Provided information.

────────────────

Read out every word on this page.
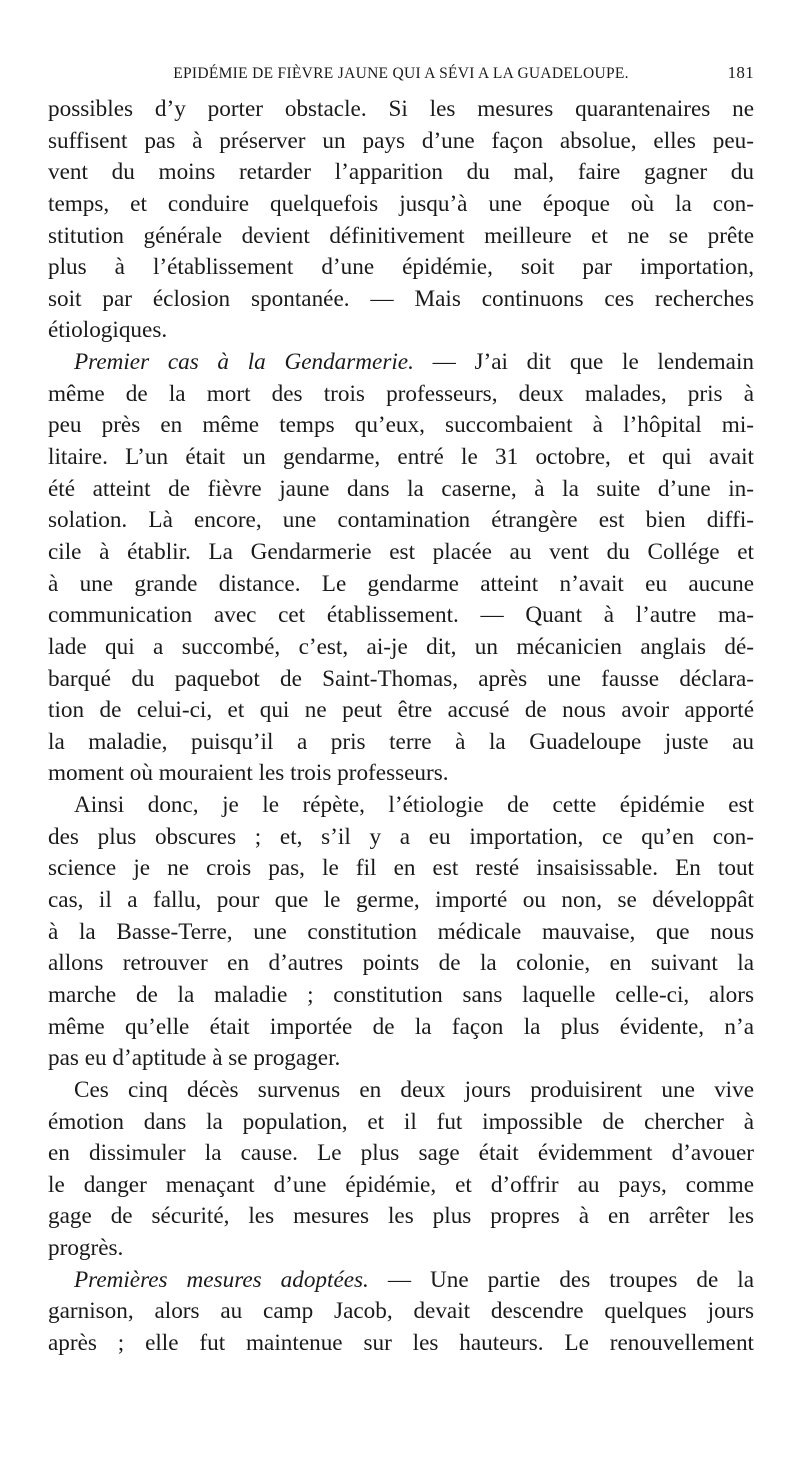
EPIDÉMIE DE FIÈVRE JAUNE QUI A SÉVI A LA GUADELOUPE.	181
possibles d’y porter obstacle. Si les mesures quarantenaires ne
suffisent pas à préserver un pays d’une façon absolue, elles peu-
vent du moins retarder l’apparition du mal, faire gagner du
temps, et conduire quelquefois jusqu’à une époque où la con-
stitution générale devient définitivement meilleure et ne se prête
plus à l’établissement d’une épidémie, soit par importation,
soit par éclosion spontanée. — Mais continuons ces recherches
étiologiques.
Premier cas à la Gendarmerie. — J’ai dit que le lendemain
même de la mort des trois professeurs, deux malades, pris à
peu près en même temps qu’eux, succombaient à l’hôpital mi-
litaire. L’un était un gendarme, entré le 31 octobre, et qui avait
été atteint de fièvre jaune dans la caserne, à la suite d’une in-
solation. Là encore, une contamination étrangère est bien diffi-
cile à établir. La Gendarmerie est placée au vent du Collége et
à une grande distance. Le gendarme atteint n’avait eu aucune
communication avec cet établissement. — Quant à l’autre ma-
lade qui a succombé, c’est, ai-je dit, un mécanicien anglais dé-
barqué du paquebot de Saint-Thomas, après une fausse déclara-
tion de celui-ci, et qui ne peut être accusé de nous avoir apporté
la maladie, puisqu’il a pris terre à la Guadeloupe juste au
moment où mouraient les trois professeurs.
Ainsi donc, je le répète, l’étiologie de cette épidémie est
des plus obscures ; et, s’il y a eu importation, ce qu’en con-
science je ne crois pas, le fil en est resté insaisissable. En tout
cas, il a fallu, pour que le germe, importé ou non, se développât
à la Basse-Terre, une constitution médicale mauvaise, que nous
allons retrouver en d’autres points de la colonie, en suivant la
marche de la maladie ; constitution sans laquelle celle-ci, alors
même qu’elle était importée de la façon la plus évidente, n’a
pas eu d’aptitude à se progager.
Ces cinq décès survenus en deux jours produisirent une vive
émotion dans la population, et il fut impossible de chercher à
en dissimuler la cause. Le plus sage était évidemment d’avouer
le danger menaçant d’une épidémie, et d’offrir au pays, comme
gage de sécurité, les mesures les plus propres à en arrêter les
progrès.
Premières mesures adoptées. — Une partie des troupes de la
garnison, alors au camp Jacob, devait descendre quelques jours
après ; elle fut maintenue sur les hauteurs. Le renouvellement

────────────────

Given instruction.
Take every line from the data above that holds "plus" and copy it out.

Task answer.
plus à l’établissement d’une épidémie, soit par importation,
des plus obscures ; et, s’il y a eu importation, ce qu’en con-
même qu’elle était importée de la façon la plus évidente, n’a
en dissimuler la cause. Le plus sage était évidemment d’avouer
gage de sécurité, les mesures les plus propres à en arrêter les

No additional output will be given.